*What this task involves*. Return the entries verbatim and drop every picture.

*Record extracts*.
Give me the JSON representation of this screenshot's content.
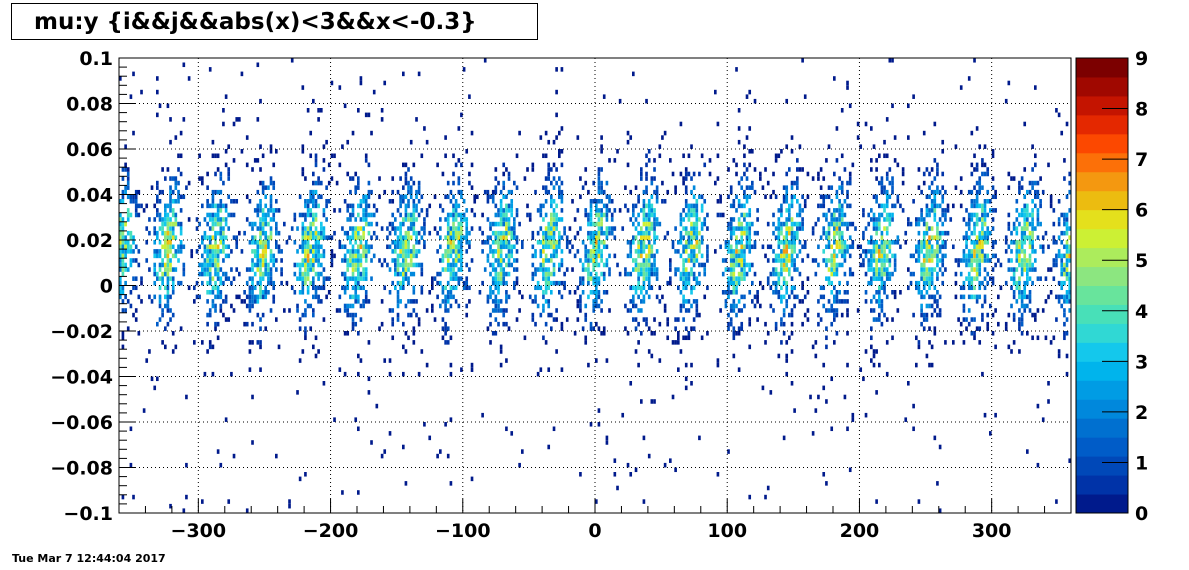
{
  "timestamp": "Tue Mar  7 12:44:04 2017",
  "chart_data": {
    "type": "heatmap",
    "title": "mu:y {i&&j&&abs(x)<3&&x<-0.3}",
    "xlabel": "",
    "ylabel": "",
    "xlim": [
      -360,
      360
    ],
    "ylim": [
      -0.1,
      0.1
    ],
    "zlim": [
      0,
      9
    ],
    "grid": true,
    "x_ticks": [
      -300,
      -200,
      -100,
      0,
      100,
      200,
      300
    ],
    "x_tick_labels": [
      "−300",
      "−200",
      "−100",
      "0",
      "100",
      "200",
      "300"
    ],
    "y_ticks": [
      0.1,
      0.08,
      0.06,
      0.04,
      0.02,
      0,
      -0.02,
      -0.04,
      -0.06,
      -0.08,
      -0.1
    ],
    "y_tick_labels": [
      "0.1",
      "0.08",
      "0.06",
      "0.04",
      "0.02",
      "0",
      "−0.02",
      "−0.04",
      "−0.06",
      "−0.08",
      "−0.1"
    ],
    "z_ticks": [
      0,
      1,
      2,
      3,
      4,
      5,
      6,
      7,
      8,
      9
    ],
    "z_tick_labels": [
      "0",
      "1",
      "2",
      "3",
      "4",
      "5",
      "6",
      "7",
      "8",
      "9"
    ],
    "palette": [
      "#001a8c",
      "#0033a8",
      "#0048b8",
      "#005cc8",
      "#0070d0",
      "#0088dc",
      "#009ce4",
      "#00b4ec",
      "#14c8ec",
      "#30d8d4",
      "#48e0b8",
      "#68e49c",
      "#8ce680",
      "#acec5c",
      "#ccf034",
      "#e4e01c",
      "#ecbc10",
      "#f49810",
      "#fc7008",
      "#fc4800",
      "#e42800",
      "#c41400",
      "#a00800",
      "#7c0000"
    ],
    "density_model": {
      "x_bin_width": 2,
      "y_bin_width": 0.002,
      "band_center_y": 0.015,
      "band_halfwidth_y": 0.035,
      "oscillation_period_x": 36,
      "peak_z": 8
    }
  }
}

*Finished answer*.
Give me the JSON representation of this screenshot's content.
{
  "timestamp": "Tue Mar  7 12:44:04 2017",
  "chart_data": {
    "type": "heatmap",
    "title": "mu:y {i&&j&&abs(x)<3&&x<-0.3}",
    "xlabel": "",
    "ylabel": "",
    "xlim": [
      -360,
      360
    ],
    "ylim": [
      -0.1,
      0.1
    ],
    "zlim": [
      0,
      9
    ],
    "grid": true,
    "x_ticks": [
      -300,
      -200,
      -100,
      0,
      100,
      200,
      300
    ],
    "x_tick_labels": [
      "−300",
      "−200",
      "−100",
      "0",
      "100",
      "200",
      "300"
    ],
    "y_ticks": [
      0.1,
      0.08,
      0.06,
      0.04,
      0.02,
      0,
      -0.02,
      -0.04,
      -0.06,
      -0.08,
      -0.1
    ],
    "y_tick_labels": [
      "0.1",
      "0.08",
      "0.06",
      "0.04",
      "0.02",
      "0",
      "−0.02",
      "−0.04",
      "−0.06",
      "−0.08",
      "−0.1"
    ],
    "z_ticks": [
      0,
      1,
      2,
      3,
      4,
      5,
      6,
      7,
      8,
      9
    ],
    "z_tick_labels": [
      "0",
      "1",
      "2",
      "3",
      "4",
      "5",
      "6",
      "7",
      "8",
      "9"
    ],
    "palette": [
      "#001a8c",
      "#0033a8",
      "#0048b8",
      "#005cc8",
      "#0070d0",
      "#0088dc",
      "#009ce4",
      "#00b4ec",
      "#14c8ec",
      "#30d8d4",
      "#48e0b8",
      "#68e49c",
      "#8ce680",
      "#acec5c",
      "#ccf034",
      "#e4e01c",
      "#ecbc10",
      "#f49810",
      "#fc7008",
      "#fc4800",
      "#e42800",
      "#c41400",
      "#a00800",
      "#7c0000"
    ],
    "density_model": {
      "x_bin_width": 2,
      "y_bin_width": 0.002,
      "band_center_y": 0.015,
      "band_halfwidth_y": 0.035,
      "oscillation_period_x": 36,
      "peak_z": 8
    }
  }
}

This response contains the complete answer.